### EXTRACTED MATERIAL:

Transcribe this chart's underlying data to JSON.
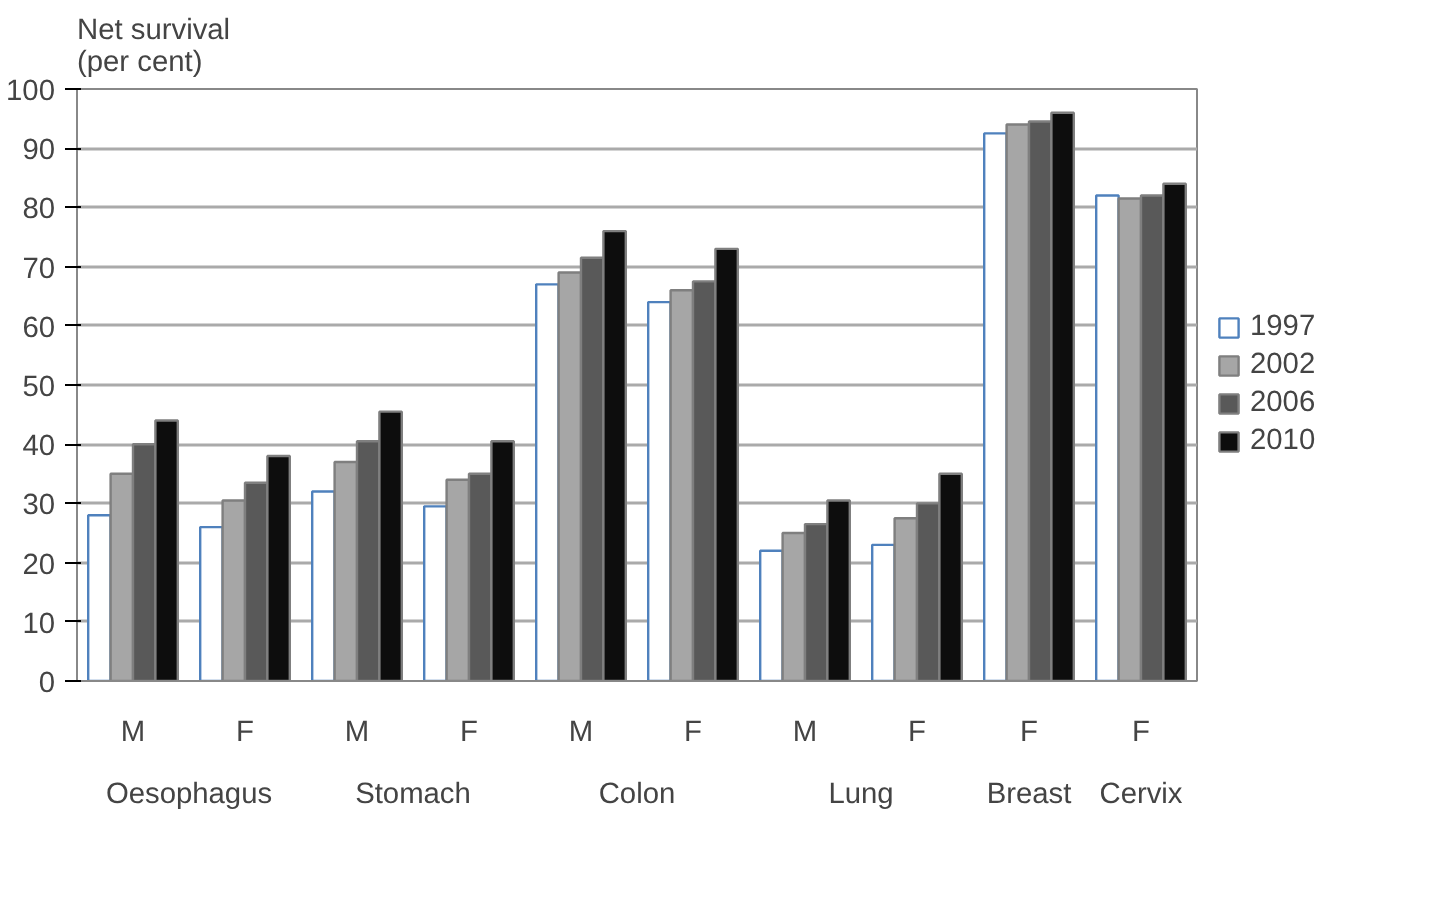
{
  "chart_data": {
    "type": "bar",
    "ylabel": "Net survival\n(per cent)",
    "categories": [
      "M",
      "F",
      "M",
      "F",
      "M",
      "F",
      "M",
      "F",
      "F",
      "F"
    ],
    "annotations": [
      "Oesophagus",
      "Stomach",
      "Colon",
      "Lung",
      "Breast",
      "Cervix"
    ],
    "series": [
      {
        "name": "1997",
        "color": "#ffffff",
        "values": [
          28,
          26,
          32,
          29.5,
          67,
          64,
          22,
          23,
          92.5,
          82
        ]
      },
      {
        "name": "2002",
        "color": "#a6a6a6",
        "values": [
          35,
          30.5,
          37,
          34,
          69,
          66,
          25,
          27.5,
          94,
          81.5
        ]
      },
      {
        "name": "2006",
        "color": "#595959",
        "values": [
          40,
          33.5,
          40.5,
          35,
          71.5,
          67.5,
          26.5,
          30,
          94.5,
          82
        ]
      },
      {
        "name": "2010",
        "color": "#0d0d0d",
        "values": [
          44,
          38,
          45.5,
          40.5,
          76,
          73,
          30.5,
          35,
          96,
          84
        ]
      }
    ],
    "ylim": [
      0,
      100
    ],
    "yticks": [
      0,
      10,
      20,
      30,
      40,
      50,
      60,
      70,
      80,
      90,
      100
    ],
    "grid": "y",
    "legend": "right"
  }
}
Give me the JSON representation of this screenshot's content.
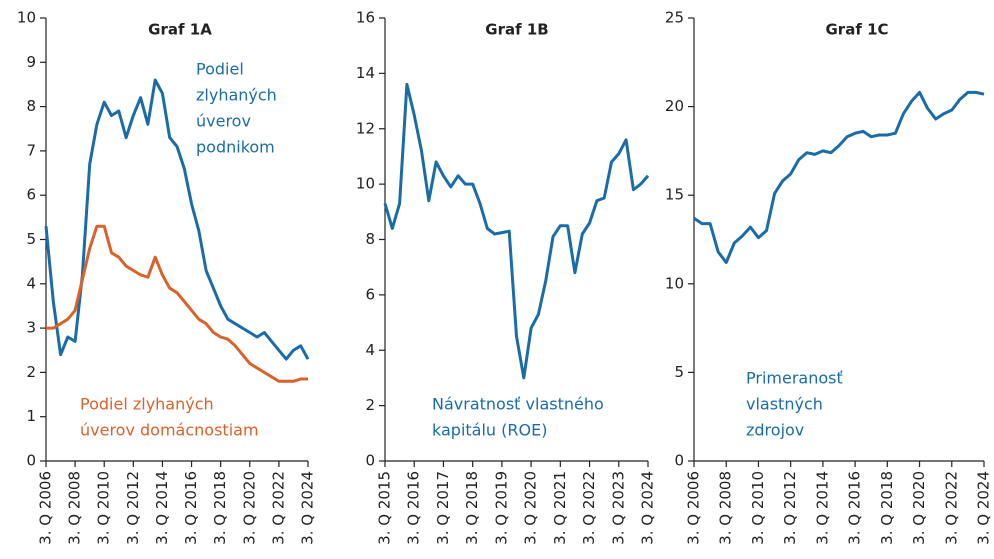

### TASK REQUIREMENTS:
Every line should be retyped exactly, with the pictures omitted.

### THE OUTPUT:
Transcribe this chart's underlying data to JSON.
{
  "chart_data": {
    "type": "bar",
    "ylabel": "Net survival\n(per cent)",
    "categories": [
      "M",
      "F",
      "M",
      "F",
      "M",
      "F",
      "M",
      "F",
      "F",
      "F"
    ],
    "annotations": [
      "Oesophagus",
      "Stomach",
      "Colon",
      "Lung",
      "Breast",
      "Cervix"
    ],
    "series": [
      {
        "name": "1997",
        "color": "#ffffff",
        "values": [
          28,
          26,
          32,
          29.5,
          67,
          64,
          22,
          23,
          92.5,
          82
        ]
      },
      {
        "name": "2002",
        "color": "#a6a6a6",
        "values": [
          35,
          30.5,
          37,
          34,
          69,
          66,
          25,
          27.5,
          94,
          81.5
        ]
      },
      {
        "name": "2006",
        "color": "#595959",
        "values": [
          40,
          33.5,
          40.5,
          35,
          71.5,
          67.5,
          26.5,
          30,
          94.5,
          82
        ]
      },
      {
        "name": "2010",
        "color": "#0d0d0d",
        "values": [
          44,
          38,
          45.5,
          40.5,
          76,
          73,
          30.5,
          35,
          96,
          84
        ]
      }
    ],
    "ylim": [
      0,
      100
    ],
    "yticks": [
      0,
      10,
      20,
      30,
      40,
      50,
      60,
      70,
      80,
      90,
      100
    ],
    "grid": "y",
    "legend": "right"
  }
}
Give me the JSON representation of this screenshot's content.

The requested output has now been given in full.